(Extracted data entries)
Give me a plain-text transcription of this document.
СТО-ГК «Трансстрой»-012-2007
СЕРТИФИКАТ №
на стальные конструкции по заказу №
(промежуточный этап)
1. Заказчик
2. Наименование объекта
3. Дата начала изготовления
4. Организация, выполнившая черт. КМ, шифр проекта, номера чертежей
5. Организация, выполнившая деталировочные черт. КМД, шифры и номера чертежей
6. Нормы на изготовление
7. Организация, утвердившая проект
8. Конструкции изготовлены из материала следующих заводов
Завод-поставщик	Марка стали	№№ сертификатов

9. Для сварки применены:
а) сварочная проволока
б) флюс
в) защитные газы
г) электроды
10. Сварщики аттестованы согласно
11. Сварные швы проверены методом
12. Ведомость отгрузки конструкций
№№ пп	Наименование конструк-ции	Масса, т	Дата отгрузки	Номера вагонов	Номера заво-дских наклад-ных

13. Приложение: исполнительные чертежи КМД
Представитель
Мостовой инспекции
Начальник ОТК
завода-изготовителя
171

• _WHAT IS EXPECTED_: Copy whichever lines in the listing above contain the word "выполнившая".

• _EXERCISE OUTPUT_:
4. Организация, выполнившая черт. КМ, шифр проекта, номера чертежей
5. Организация, выполнившая деталировочные черт. КМД, шифры и номера чертежей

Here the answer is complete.